**Records from a dataset**
------------------------

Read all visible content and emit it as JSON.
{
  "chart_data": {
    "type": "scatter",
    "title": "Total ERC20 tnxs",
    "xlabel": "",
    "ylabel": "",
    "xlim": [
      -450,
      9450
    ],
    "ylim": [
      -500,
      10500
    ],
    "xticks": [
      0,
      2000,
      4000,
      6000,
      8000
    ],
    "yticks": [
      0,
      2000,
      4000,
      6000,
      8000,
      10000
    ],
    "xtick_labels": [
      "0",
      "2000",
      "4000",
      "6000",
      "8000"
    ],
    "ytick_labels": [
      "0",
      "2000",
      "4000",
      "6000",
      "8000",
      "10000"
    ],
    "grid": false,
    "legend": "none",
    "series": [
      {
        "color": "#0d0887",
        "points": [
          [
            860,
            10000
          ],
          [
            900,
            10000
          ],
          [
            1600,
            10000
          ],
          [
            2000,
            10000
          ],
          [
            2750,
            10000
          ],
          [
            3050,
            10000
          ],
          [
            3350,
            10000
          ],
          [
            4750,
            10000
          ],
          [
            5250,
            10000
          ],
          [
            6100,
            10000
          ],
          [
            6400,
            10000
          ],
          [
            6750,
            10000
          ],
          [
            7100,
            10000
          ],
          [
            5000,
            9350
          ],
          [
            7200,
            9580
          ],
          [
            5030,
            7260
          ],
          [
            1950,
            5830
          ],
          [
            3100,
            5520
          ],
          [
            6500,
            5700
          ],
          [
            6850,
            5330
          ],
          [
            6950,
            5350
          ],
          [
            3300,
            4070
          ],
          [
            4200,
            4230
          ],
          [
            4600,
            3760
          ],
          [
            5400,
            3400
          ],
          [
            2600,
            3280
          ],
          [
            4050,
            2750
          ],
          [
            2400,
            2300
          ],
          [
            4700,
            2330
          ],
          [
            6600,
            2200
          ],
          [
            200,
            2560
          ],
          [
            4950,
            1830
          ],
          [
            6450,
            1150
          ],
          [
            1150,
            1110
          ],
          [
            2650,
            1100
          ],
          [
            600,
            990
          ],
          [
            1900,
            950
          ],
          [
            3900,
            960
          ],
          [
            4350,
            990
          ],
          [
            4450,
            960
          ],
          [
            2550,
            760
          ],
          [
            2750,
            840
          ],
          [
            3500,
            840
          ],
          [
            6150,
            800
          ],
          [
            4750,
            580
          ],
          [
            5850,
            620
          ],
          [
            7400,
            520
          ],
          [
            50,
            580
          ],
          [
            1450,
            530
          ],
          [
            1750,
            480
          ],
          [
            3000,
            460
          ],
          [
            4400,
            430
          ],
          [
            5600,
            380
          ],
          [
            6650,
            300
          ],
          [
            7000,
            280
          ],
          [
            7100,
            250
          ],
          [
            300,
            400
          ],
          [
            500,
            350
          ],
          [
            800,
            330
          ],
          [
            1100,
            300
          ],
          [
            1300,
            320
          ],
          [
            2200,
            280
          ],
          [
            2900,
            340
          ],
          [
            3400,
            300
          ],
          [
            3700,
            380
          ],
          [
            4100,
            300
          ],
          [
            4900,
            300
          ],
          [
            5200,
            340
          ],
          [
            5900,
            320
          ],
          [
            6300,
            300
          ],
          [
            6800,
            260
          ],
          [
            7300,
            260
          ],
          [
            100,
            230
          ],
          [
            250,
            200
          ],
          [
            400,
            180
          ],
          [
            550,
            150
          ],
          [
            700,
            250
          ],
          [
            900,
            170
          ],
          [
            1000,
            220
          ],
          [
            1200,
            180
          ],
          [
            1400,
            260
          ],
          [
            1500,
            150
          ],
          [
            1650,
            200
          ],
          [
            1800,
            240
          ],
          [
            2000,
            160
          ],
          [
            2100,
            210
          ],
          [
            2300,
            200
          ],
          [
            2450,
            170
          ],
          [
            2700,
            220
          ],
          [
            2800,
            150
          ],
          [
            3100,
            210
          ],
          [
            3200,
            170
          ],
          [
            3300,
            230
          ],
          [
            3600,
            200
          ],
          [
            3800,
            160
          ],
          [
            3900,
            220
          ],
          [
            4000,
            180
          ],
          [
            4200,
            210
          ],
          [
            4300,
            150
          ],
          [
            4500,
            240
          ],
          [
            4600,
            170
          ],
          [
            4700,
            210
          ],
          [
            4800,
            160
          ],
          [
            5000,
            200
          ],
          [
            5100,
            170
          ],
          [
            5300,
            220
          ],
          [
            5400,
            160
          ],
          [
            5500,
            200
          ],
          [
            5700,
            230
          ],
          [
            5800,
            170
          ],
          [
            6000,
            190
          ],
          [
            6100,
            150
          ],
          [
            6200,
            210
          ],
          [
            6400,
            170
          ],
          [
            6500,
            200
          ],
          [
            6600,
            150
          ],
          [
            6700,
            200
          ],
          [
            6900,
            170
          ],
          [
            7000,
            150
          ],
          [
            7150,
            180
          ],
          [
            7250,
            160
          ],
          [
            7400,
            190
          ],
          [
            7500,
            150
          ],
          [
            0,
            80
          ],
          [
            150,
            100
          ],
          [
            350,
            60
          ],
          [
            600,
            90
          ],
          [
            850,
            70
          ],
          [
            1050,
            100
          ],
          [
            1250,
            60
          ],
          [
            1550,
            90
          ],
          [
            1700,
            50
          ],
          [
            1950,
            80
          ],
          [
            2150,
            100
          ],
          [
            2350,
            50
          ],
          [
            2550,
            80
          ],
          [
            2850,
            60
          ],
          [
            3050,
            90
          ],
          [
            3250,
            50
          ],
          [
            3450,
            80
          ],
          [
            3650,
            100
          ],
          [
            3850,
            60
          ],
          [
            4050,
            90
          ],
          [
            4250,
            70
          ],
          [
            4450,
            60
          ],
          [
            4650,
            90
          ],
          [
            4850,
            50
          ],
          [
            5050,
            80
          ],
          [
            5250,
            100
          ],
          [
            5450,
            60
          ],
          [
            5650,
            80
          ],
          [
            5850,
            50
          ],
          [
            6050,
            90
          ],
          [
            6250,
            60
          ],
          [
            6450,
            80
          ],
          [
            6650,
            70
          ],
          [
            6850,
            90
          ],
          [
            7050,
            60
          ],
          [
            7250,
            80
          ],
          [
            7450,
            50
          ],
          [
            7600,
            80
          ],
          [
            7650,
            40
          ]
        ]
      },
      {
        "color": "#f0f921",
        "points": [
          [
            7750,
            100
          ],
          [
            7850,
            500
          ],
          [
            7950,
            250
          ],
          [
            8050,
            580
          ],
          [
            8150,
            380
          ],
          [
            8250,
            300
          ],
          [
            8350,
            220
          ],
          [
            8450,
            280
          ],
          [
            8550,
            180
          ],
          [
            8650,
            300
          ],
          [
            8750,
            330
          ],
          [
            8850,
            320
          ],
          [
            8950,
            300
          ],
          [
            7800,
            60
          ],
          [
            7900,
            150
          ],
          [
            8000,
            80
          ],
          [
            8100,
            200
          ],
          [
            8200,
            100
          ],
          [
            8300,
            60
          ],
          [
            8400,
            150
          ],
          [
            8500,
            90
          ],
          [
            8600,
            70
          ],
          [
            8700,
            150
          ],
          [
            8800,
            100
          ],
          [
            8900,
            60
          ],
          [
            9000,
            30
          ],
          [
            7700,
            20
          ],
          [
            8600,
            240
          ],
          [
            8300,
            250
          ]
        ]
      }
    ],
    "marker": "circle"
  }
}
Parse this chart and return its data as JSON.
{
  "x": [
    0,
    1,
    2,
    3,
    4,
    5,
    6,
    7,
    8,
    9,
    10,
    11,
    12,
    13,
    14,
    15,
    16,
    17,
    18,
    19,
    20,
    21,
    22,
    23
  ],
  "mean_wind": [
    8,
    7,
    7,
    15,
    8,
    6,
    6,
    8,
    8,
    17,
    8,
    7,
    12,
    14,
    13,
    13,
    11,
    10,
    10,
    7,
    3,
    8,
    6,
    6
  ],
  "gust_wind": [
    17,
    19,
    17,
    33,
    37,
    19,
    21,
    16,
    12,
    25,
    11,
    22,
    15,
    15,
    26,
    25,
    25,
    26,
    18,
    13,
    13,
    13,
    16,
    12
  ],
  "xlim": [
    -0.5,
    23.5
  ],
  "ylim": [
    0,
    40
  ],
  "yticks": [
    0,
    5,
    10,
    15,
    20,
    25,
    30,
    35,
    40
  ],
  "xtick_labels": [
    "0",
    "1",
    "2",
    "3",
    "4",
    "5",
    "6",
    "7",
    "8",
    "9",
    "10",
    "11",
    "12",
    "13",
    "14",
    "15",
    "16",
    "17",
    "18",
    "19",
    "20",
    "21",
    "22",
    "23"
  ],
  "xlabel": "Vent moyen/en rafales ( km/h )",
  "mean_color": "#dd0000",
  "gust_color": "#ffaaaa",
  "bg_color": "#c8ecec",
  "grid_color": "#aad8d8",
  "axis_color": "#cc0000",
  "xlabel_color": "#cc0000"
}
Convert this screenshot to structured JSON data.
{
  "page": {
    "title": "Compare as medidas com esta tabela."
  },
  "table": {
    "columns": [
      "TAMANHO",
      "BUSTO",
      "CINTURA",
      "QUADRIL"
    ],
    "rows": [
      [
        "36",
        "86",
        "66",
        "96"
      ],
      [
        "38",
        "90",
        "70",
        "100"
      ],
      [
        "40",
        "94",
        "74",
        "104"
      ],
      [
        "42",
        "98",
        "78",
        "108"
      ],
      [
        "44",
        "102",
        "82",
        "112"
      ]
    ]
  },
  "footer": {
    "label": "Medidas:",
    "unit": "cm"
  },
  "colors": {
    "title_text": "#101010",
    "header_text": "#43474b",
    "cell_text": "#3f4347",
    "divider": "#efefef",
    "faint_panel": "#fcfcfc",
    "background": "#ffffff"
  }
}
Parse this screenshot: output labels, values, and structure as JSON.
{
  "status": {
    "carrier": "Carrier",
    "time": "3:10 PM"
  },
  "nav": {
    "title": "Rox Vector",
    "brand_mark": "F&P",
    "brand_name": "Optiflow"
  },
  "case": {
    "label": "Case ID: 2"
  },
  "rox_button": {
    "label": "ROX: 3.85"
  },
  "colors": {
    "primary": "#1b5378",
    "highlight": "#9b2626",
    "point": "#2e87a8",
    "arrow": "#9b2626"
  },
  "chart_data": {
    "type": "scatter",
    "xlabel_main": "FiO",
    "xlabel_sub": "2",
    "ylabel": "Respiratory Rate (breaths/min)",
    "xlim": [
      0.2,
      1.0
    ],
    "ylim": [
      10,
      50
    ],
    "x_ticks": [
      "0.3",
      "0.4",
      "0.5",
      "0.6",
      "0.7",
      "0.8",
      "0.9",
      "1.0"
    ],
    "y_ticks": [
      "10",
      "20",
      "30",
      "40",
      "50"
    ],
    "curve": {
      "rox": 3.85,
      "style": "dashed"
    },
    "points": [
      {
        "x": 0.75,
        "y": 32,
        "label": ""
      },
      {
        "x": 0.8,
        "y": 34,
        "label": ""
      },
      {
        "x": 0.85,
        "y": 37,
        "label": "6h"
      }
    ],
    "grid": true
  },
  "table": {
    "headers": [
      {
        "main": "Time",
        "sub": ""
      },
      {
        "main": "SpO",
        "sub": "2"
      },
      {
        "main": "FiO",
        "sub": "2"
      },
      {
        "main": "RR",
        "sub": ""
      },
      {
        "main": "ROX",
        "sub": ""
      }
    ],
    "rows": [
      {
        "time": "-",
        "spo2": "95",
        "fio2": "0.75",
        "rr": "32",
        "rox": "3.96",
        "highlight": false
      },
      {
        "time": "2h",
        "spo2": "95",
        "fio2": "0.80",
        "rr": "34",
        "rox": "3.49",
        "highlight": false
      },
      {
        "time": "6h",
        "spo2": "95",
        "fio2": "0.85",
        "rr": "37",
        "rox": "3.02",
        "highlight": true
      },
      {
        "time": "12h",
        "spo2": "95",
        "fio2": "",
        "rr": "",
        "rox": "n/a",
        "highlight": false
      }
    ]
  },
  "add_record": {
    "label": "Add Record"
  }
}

------------------------

**REQUIREMENT**
List every line above containing the word "this".

**RIGHT ANSWER**
Parse this chart and return its data as JSON.
Convert this screenshot to structured JSON data.
Parse this screenshot: output labels, values, and structure as JSON.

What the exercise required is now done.